━━━━━ Provided data ━━━━━

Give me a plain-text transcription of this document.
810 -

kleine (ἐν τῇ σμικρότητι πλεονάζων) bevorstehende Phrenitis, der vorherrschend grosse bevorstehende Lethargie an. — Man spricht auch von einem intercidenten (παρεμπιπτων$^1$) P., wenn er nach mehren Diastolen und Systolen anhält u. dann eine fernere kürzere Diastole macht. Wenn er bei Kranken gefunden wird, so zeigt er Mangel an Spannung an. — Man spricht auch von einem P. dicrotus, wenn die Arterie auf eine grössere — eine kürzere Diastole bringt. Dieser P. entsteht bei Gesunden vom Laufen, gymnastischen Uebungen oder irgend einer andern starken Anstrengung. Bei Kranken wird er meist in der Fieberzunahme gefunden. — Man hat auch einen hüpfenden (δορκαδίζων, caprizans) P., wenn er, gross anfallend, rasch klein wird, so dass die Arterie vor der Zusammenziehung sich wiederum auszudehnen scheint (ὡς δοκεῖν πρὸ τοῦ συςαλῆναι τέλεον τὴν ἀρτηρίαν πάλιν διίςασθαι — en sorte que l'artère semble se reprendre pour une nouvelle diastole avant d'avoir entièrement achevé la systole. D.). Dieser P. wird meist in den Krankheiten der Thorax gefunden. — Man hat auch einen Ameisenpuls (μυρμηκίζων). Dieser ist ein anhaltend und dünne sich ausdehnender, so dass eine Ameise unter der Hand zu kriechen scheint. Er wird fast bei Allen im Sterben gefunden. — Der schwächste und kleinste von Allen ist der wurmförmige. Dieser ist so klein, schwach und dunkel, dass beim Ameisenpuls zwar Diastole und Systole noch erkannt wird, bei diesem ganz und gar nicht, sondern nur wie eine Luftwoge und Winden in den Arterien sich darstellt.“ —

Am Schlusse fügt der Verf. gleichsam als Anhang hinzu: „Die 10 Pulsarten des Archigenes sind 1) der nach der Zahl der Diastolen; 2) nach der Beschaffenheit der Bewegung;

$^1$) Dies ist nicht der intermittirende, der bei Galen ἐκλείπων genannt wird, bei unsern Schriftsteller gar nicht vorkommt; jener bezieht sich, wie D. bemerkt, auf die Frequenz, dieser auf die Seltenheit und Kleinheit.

━━━━━

**Exercise aim:**
The data above should be copied exactly, with no line omitted.

**Expected output:**
Give me a plain-text transcription of this document.
810 -

kleine (ἐν τῇ σμικρότητι πλεονάζων) bevorstehende Phrenitis, der vorherrschend grosse bevorstehende Lethargie an. — Man spricht auch von einem intercidenten (παρεμπιπτων$^1$) P., wenn er nach mehren Diastolen und Systolen anhält u. dann eine fernere kürzere Diastole macht. Wenn er bei Kranken gefunden wird, so zeigt er Mangel an Spannung an. — Man spricht auch von einem P. dicrotus, wenn die Arterie auf eine grössere — eine kürzere Diastole bringt. Dieser P. entsteht bei Gesunden vom Laufen, gymnastischen Uebungen oder irgend einer andern starken Anstrengung. Bei Kranken wird er meist in der Fieberzunahme gefunden. — Man hat auch einen hüpfenden (δορκαδίζων, caprizans) P., wenn er, gross anfallend, rasch klein wird, so dass die Arterie vor der Zusammenziehung sich wiederum auszudehnen scheint (ὡς δοκεῖν πρὸ τοῦ συςαλῆναι τέλεον τὴν ἀρτηρίαν πάλιν διίςασθαι — en sorte que l'artère semble se reprendre pour une nouvelle diastole avant d'avoir entièrement achevé la systole. D.). Dieser P. wird meist in den Krankheiten der Thorax gefunden. — Man hat auch einen Ameisenpuls (μυρμηκίζων). Dieser ist ein anhaltend und dünne sich ausdehnender, so dass eine Ameise unter der Hand zu kriechen scheint. Er wird fast bei Allen im Sterben gefunden. — Der schwächste und kleinste von Allen ist der wurmförmige. Dieser ist so klein, schwach und dunkel, dass beim Ameisenpuls zwar Diastole und Systole noch erkannt wird, bei diesem ganz und gar nicht, sondern nur wie eine Luftwoge und Winden in den Arterien sich darstellt.“ —

Am Schlusse fügt der Verf. gleichsam als Anhang hinzu: „Die 10 Pulsarten des Archigenes sind 1) der nach der Zahl der Diastolen; 2) nach der Beschaffenheit der Bewegung;

$^1$) Dies ist nicht der intermittirende, der bei Galen ἐκλείπων genannt wird, bei unsern Schriftsteller gar nicht vorkommt; jener bezieht sich, wie D. bemerkt, auf die Frequenz, dieser auf die Seltenheit und Kleinheit.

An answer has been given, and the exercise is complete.